Some details have finally been released by Elon Musk/SpaceX/Tesla Motors for the much-anticipated hyperloop system.
I have general red flag-type feelings when reading the pdf, but I will focus first on my my main general issue, and then talk about specific things that jumped out at me. I might expand on the general issue later as it’s something I always think about when reading about public transportation.
Jalopnik has an article today about it. The author shares some of the same reservations as me, which I will avoid overlapping with. Specifically:
the basic technology doesn’t sound that different from the vactrains he dismissed so blithely. In his paper, Musk says that the problem with the trains proposed by the RAND corporation in the 1970s was that they required too low of a vacuum to be reasonable. But go look at Salter’s 1978 RAND paper. In it, Salter says, “Cars travel in a reduced atmosphere of 0.1% of sea level pressure…” If that “0.1%” number sounds familiar, it’s because it’s exactly the atmospheric pressure that Musk is talking about in his Hyperloop paper.
Those are the kinds of inconsistencies that give me pause.
The anti-government hero
My main overall issue with this document is the “government can’t possibly make a a good design, a hero entrepreneur must step in!” vibe I get. This is much more true of the reaction that I see online in places like reddit than of the actual document, but it bugs me so I’m including it here. I’ve even seen claims that this will fail only because it will be too hard to satisfy any regulations (i.e.: the government will stop it).
I fear that this is going to lessen support for high speed rail at a time when it is uniquely well supported compared to anytime in the last 50 years. Keywords like “taxpayers” and fantasies about self-driving cars or flying cars (which have been “right around the corner” for quite some time) have killed support for transit in car-centric north america and this could continue that trend.

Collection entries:
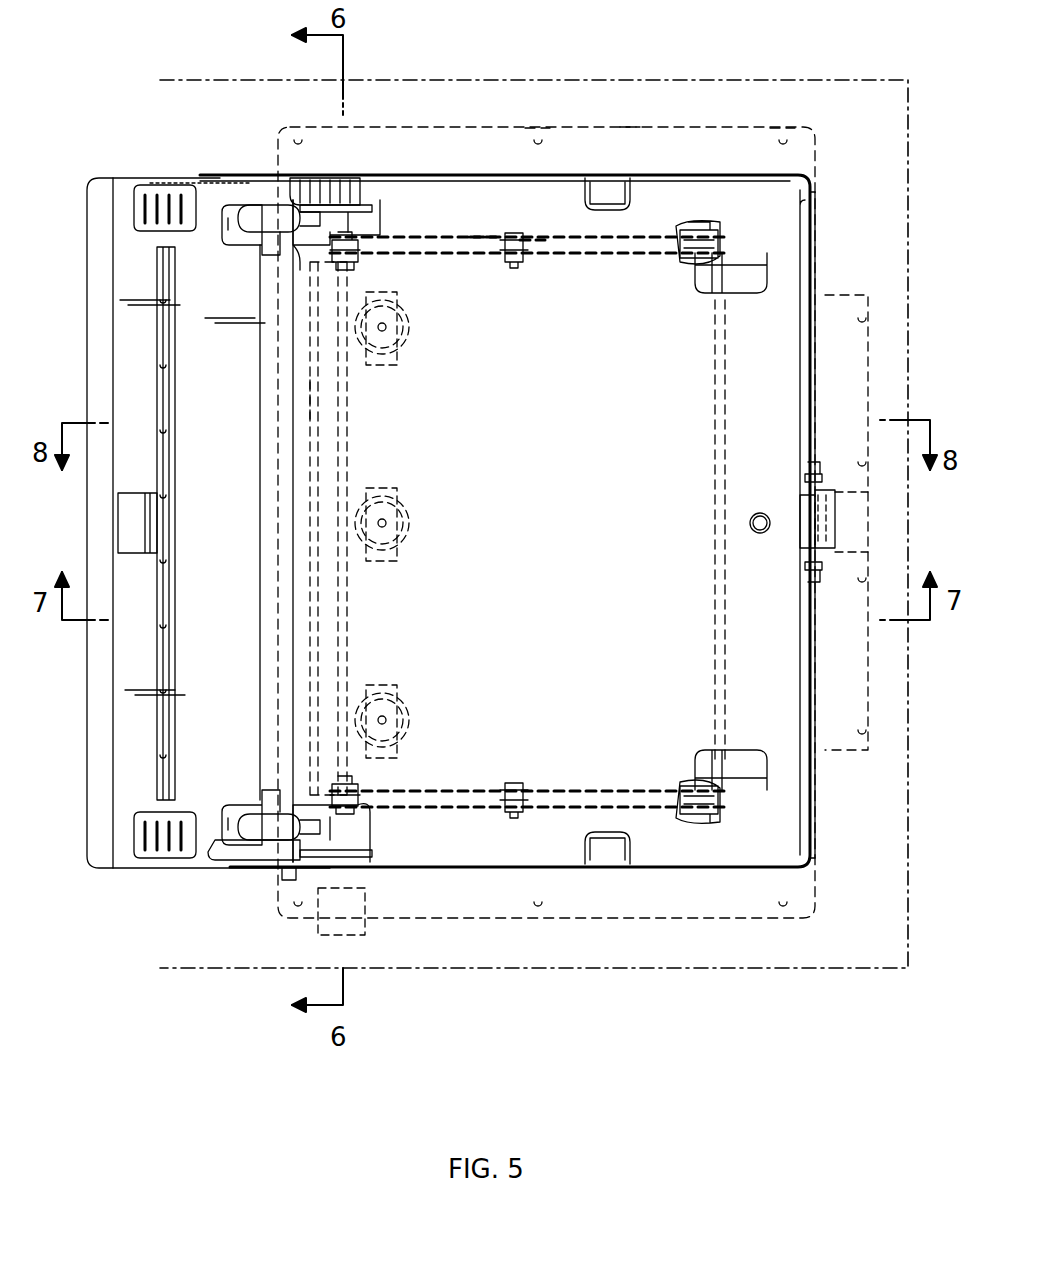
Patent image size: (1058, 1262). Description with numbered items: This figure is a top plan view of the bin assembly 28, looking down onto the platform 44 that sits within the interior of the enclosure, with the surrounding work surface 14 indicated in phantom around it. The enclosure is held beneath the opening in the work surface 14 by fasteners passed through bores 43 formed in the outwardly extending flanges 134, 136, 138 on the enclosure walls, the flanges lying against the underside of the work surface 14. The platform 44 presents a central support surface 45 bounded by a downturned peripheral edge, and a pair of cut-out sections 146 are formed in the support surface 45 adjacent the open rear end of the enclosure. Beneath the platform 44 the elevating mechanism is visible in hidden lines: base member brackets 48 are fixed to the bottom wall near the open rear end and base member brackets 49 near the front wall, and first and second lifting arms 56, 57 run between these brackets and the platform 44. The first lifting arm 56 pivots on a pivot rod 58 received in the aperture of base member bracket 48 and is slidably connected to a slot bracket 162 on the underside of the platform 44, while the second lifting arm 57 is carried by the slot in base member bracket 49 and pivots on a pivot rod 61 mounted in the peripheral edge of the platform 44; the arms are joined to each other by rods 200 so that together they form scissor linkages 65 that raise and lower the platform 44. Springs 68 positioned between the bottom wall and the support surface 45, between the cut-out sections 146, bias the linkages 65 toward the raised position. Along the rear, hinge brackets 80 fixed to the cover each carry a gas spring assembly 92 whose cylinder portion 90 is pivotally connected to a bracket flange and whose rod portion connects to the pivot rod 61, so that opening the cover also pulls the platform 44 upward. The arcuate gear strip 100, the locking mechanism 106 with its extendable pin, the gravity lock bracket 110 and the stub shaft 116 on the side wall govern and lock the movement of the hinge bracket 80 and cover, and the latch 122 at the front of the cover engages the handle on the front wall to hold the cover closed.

The work surface 14 is at (832, 95).
The bin assembly 28 is at (556, 895).
The bores 43 is at (538, 138).
The platform 44 is at (552, 208).
The central support surface 45 is at (495, 268).
The base member bracket 48 is at (398, 250).
The base member bracket 49 is at (672, 222).
The first lifting arm 56 is at (632, 262).
The second lifting arm 57 is at (592, 258).
The pivot rod 58 is at (350, 450).
The pivot rod 61 is at (310, 402).
The scissor linkage 65 is at (534, 770).
The springs 68 is at (400, 316).
The hinge bracket 80 is at (305, 183).
The cylinder portion 90 is at (270, 218).
The gas spring assembly 92 is at (279, 257).
The arcuate gear strip 100 is at (198, 182).
The locking mechanism 106 is at (355, 932).
The gravity lock bracket 110 is at (288, 875).
The stub shaft 116 is at (268, 876).
The latch 122 is at (138, 488).
The flange 134 is at (870, 335).
The flange 136 is at (700, 915).
The flange 138 is at (628, 135).
The cut-out sections 146 is at (376, 185).
The slot bracket 162 is at (740, 790).
The rods 200 is at (522, 260).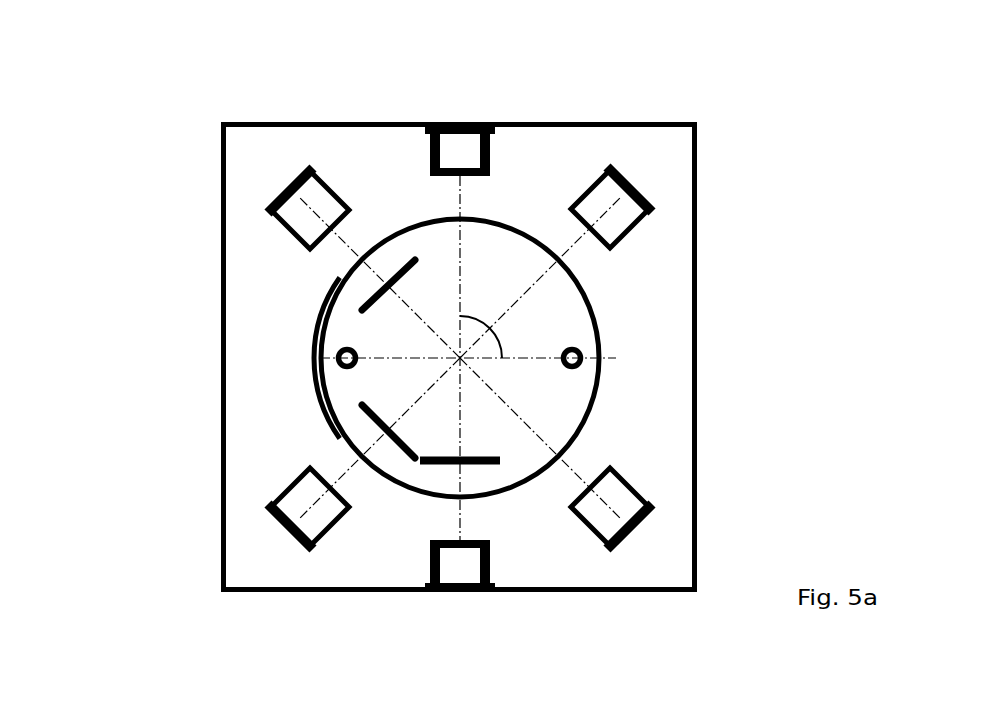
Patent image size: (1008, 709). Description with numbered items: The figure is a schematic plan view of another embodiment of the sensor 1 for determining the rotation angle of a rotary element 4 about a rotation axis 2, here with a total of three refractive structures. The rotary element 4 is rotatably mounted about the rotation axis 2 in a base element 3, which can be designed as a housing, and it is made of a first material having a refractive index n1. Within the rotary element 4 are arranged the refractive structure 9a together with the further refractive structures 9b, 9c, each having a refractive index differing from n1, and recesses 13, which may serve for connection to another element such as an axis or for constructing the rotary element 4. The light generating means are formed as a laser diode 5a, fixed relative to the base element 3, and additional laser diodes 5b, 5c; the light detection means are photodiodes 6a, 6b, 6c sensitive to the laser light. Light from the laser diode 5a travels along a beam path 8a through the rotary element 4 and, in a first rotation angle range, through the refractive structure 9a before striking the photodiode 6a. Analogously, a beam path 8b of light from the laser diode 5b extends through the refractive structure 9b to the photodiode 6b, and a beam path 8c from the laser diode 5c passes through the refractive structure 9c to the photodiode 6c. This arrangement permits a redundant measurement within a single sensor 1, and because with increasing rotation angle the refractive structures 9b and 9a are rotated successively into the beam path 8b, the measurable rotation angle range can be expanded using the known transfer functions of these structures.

The sensor 1 is at (188, 140).
The rotation axis 2 is at (338, 290).
The base element 3 is at (362, 133).
The rotary element 4 is at (322, 388).
The laser diode 5a is at (458, 146).
The laser diode 5b is at (607, 218).
The laser diode 5c is at (310, 211).
The photodiode 6a is at (458, 562).
The photodiode 6b is at (310, 500).
The photodiode 6c is at (612, 508).
The beam path 8a is at (460, 358).
The beam path 8b is at (345, 472).
The beam path 8c is at (520, 428).
The refractive structure 9a is at (503, 466).
The refractive structure 9b is at (425, 390).
The refractive structure 9c is at (400, 265).
The recesses 13 is at (582, 360).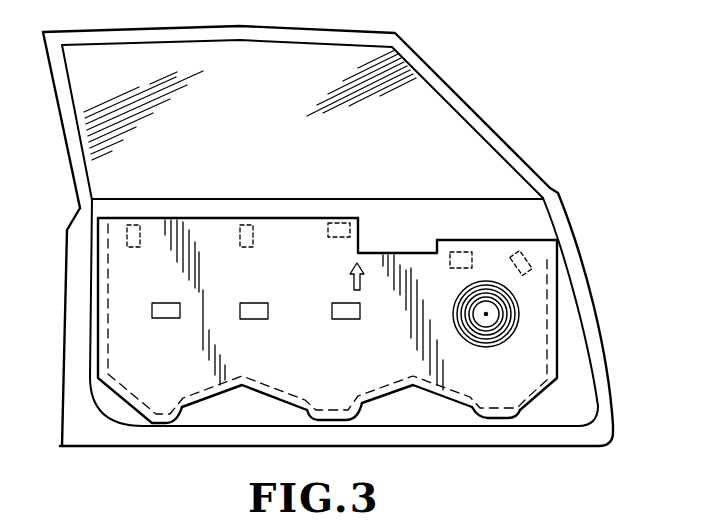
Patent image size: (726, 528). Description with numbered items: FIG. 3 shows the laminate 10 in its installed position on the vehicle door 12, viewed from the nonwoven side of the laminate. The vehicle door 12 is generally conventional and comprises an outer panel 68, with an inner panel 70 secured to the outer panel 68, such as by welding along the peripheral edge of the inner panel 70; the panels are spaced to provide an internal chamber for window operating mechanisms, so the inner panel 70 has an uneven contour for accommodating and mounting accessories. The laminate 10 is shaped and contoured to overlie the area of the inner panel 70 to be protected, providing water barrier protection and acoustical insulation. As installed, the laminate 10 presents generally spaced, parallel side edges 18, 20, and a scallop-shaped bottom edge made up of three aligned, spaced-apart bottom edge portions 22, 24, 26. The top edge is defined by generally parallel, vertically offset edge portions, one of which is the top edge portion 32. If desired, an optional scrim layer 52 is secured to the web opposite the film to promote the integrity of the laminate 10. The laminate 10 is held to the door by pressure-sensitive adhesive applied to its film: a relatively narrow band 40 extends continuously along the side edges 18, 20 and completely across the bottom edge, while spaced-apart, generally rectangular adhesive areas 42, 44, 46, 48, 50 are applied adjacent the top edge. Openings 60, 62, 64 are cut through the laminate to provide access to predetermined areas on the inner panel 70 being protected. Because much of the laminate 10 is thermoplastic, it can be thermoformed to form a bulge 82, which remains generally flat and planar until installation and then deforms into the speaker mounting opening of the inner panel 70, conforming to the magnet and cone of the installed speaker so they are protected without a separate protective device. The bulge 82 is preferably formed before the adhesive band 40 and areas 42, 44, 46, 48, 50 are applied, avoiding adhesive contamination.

The laminate 10 is at (535, 240).
The vehicle door 12 is at (490, 118).
The side edge 18 is at (557, 309).
The side edge 20 is at (97, 262).
The bottom edge portion 22 is at (502, 420).
The bottom edge portion 24 is at (315, 423).
The bottom edge portion 26 is at (158, 424).
The top edge portion 32 is at (395, 250).
The band of adhesive 40 is at (100, 340).
The adhesive area 42 is at (515, 254).
The adhesive area 44 is at (455, 250).
The adhesive area 46 is at (348, 220).
The adhesive area 48 is at (247, 222).
The adhesive area 50 is at (140, 222).
The scrim layer 52 is at (530, 373).
The opening 60 is at (345, 319).
The opening 62 is at (256, 319).
The opening 64 is at (165, 318).
The outer panel 68 is at (65, 308).
The inner panel 70 is at (97, 397).
The bulge 82 is at (521, 325).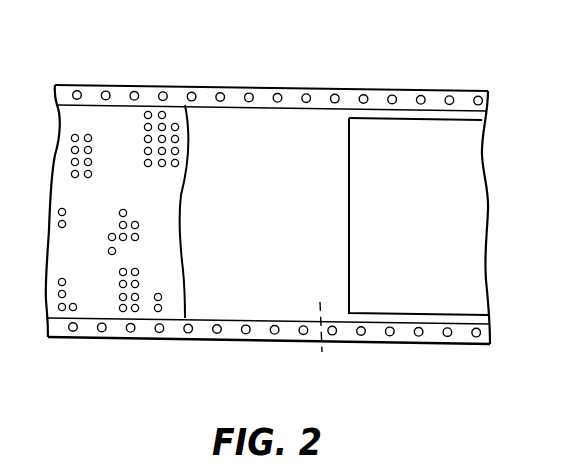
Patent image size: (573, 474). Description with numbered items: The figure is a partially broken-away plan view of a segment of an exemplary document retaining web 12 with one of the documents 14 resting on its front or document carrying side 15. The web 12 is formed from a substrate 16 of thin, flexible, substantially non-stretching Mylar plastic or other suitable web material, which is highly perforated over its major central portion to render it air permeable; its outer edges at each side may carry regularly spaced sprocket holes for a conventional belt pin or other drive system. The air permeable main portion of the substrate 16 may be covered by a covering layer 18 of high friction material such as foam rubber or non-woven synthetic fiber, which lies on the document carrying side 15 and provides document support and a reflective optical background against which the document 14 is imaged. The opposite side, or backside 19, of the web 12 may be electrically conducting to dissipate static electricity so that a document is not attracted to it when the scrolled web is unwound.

The web 12 is at (300, 71).
The document 14 is at (473, 203).
The document carrying side 15 is at (290, 310).
The substrate 16 is at (97, 297).
The covering layer 18 is at (208, 305).
The backside 19 is at (326, 341).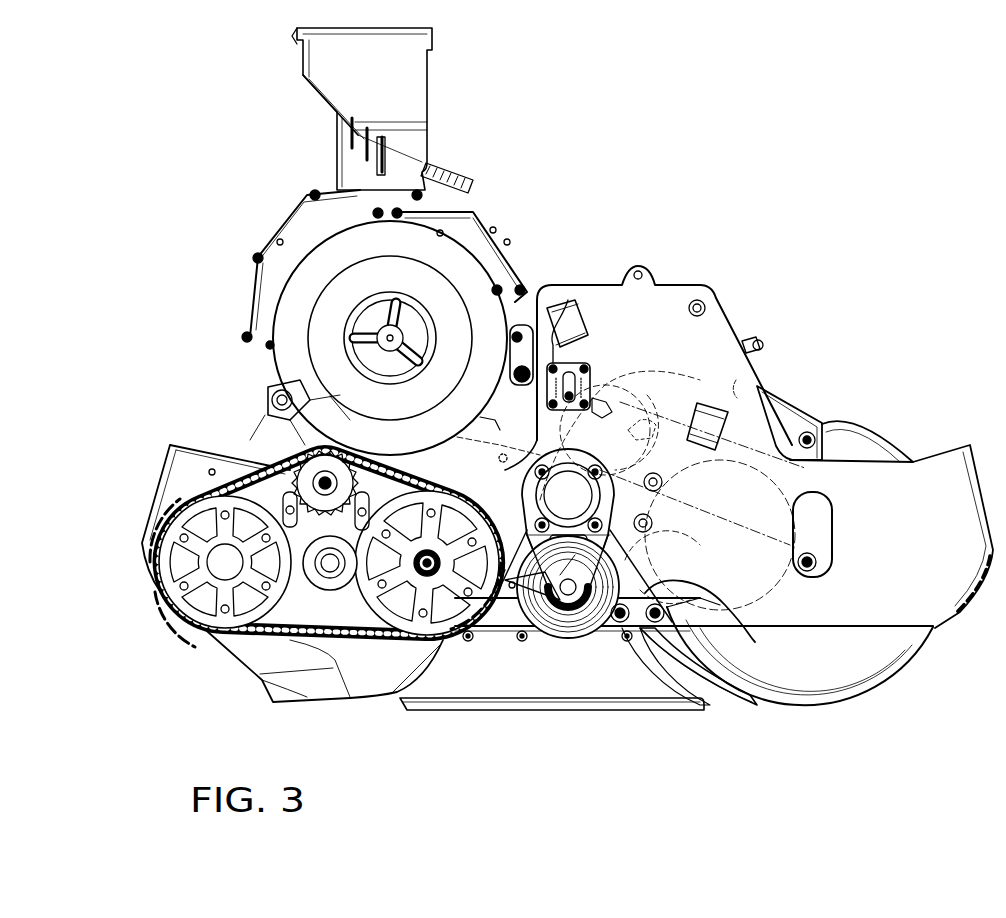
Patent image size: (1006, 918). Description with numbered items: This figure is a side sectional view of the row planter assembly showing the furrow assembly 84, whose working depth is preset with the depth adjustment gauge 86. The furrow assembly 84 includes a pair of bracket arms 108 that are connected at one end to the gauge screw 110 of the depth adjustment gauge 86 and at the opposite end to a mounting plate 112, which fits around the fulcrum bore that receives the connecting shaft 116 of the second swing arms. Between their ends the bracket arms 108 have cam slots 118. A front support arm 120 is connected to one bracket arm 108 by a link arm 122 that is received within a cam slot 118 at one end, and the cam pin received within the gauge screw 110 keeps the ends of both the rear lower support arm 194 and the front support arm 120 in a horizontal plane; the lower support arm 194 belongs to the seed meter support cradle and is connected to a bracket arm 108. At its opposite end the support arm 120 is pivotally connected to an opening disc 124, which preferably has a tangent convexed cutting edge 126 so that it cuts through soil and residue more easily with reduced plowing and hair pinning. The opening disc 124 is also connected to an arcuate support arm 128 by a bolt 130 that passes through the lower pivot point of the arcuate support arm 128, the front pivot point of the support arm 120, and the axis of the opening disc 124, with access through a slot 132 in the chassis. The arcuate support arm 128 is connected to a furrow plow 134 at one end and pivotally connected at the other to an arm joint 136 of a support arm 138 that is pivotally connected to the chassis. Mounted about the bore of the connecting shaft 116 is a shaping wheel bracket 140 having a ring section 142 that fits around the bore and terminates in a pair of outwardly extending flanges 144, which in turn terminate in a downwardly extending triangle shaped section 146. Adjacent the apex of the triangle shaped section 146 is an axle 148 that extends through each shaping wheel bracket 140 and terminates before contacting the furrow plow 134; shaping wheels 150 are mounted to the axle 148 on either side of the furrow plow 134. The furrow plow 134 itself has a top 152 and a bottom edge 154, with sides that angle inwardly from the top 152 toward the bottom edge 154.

The furrow assembly 84 is at (681, 734).
The depth adjustment gauge 86 is at (569, 300).
The bracket arms 108 is at (683, 400).
The gauge screw 110 is at (580, 362).
The mounting plate 112 is at (652, 584).
The connecting shaft 116 is at (507, 585).
The cam slots 118 is at (647, 395).
The support arm 120 is at (757, 510).
The link arm 122 is at (598, 398).
The opening disc 124 is at (843, 452).
The tangent convexed cutting edge 126 is at (890, 440).
The arcuate support arm 128 is at (780, 590).
The bolt 130 is at (816, 558).
The slot 132 is at (832, 523).
The furrow plow 134 is at (757, 703).
The arm joint 136 is at (790, 400).
The support arm 138 is at (745, 382).
The shaping wheel bracket 140 is at (614, 498).
The ring section 142 is at (640, 622).
The flanges 144 is at (603, 628).
The triangle shaped section 146 is at (538, 612).
The axle 148 is at (590, 615).
The shaping wheels 150 is at (538, 612).
The top 152 is at (737, 625).
The bottom edge 154 is at (440, 713).
The lower support arm 194 is at (325, 535).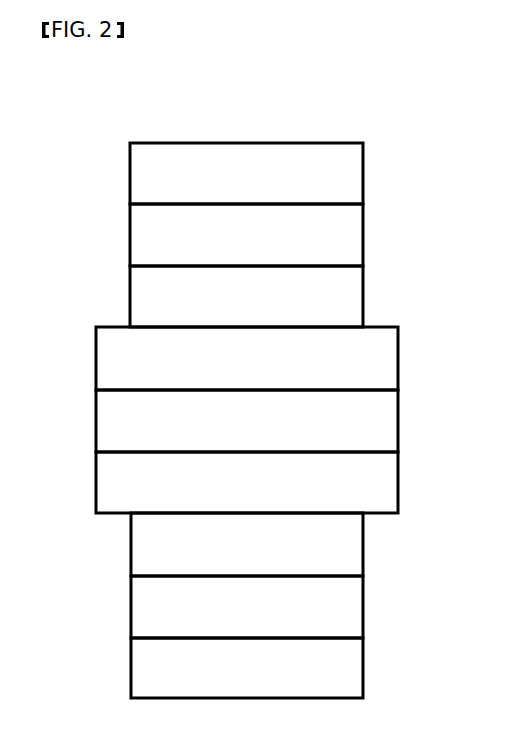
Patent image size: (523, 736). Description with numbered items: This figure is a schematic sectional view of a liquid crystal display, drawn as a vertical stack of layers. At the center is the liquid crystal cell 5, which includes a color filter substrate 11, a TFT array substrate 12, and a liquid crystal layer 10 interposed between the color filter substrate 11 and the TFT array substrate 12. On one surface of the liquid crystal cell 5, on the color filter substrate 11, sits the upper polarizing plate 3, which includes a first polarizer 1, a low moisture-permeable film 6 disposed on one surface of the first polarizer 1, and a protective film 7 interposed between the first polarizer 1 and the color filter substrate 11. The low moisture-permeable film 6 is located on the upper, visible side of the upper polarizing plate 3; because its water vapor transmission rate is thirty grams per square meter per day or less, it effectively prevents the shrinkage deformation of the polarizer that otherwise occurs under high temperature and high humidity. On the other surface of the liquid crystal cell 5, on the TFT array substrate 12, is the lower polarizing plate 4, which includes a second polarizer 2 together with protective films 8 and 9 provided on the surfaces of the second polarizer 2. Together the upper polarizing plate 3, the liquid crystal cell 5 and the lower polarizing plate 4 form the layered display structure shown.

The first polarizer 1 is at (246, 235).
The second polarizer 2 is at (247, 607).
The upper polarizing plate 3 is at (120, 147).
The lower polarizing plate 4 is at (120, 520).
The liquid crystal cell 5 is at (408, 330).
The low moisture-permeable film 6 is at (246, 173).
The protective film 7 is at (246, 296).
The protective film 8 is at (247, 544).
The protective film 9 is at (247, 668).
The liquid crystal layer 10 is at (247, 421).
The color filter substrate 11 is at (247, 358).
The TFT array substrate 12 is at (247, 482).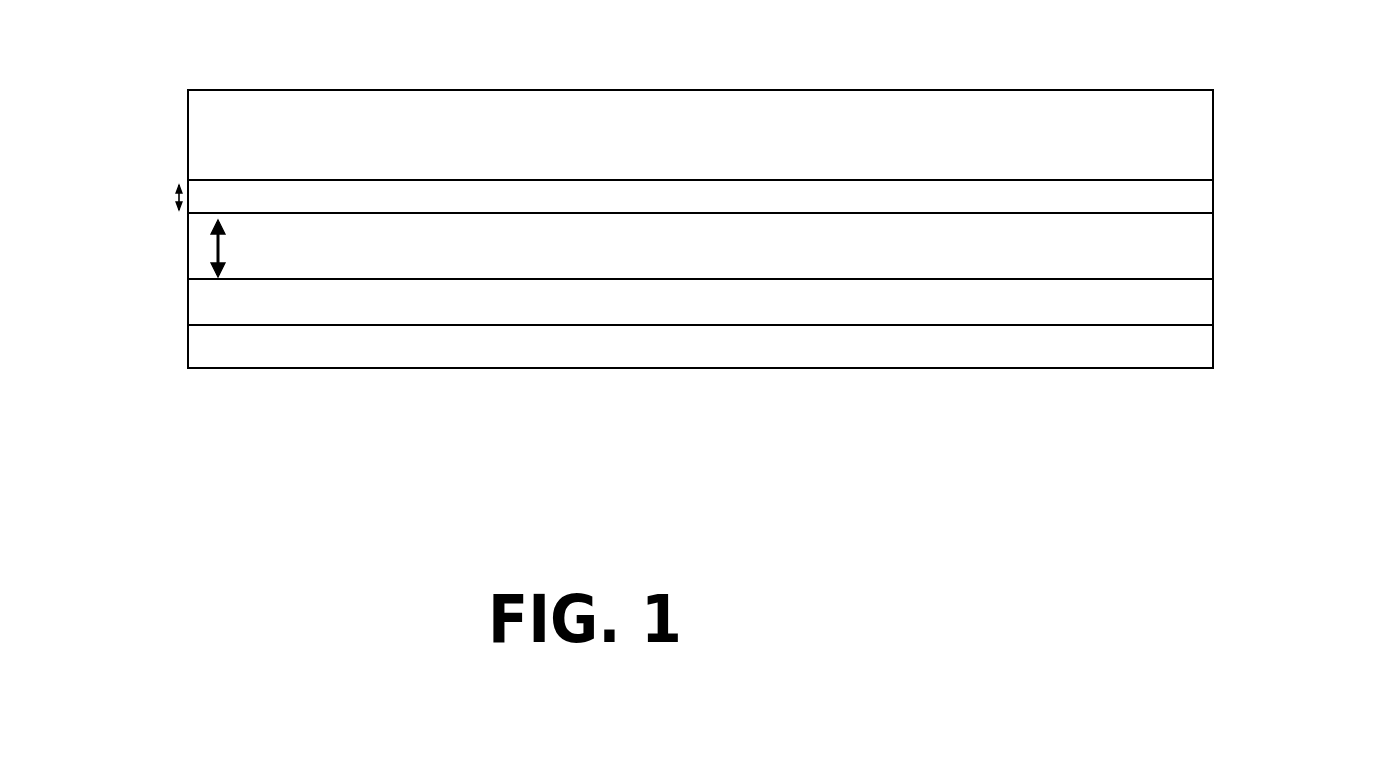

Requirements:
(a) Rewrite the hyperloop commentary starting with "Jalopnik has an" and going on through "his Hyperloop paper.", changing "vactrains" to "vacuum trains".
(b) In the hyperloop commentary, what does Musk say was the problem with the trains proposed by the RAND corporation in the 1970s?
(c) State whether each statement agrees with the hyperloop commentary, answering yes or no and quoting the deciding words.
(i) The author of the Jalopnik article shares some of the writer's reservations.
(ii) The writer finds the anti-government vibe stronger in the document itself than in the online reaction.
(iii) The writer fears the hyperloop could lessen support for high speed rail.

Answers for the exercise:
(a)
Jalopnik has an article today about it. The author shares some of the same reservations as me, which I will avoid overlapping with. Specifically:
the basic technology doesn’t sound that different from the vacuum trains he dismissed so blithely. In his paper, Musk says that the problem with the trains proposed by the RAND corporation in the 1970s was that they required too low of a vacuum to be reasonable. But go look at Salter’s 1978 RAND paper. In it, Salter says, “Cars travel in a reduced atmosphere of 0.1% of sea level pressure…” If that “0.1%” number sounds familiar, it’s because it’s exactly the atmospheric pressure that Musk is talking about in his Hyperloop paper.

(b) They required too low of a vacuum to be reasonable.

(c)
(i) Yes: "The author shares some of the same reservations as me"
(ii) No: "This is much more true of the reaction that I see online in places like reddit than of the actual document"
(iii) Yes: "I fear that this is going to lessen support for high speed rail"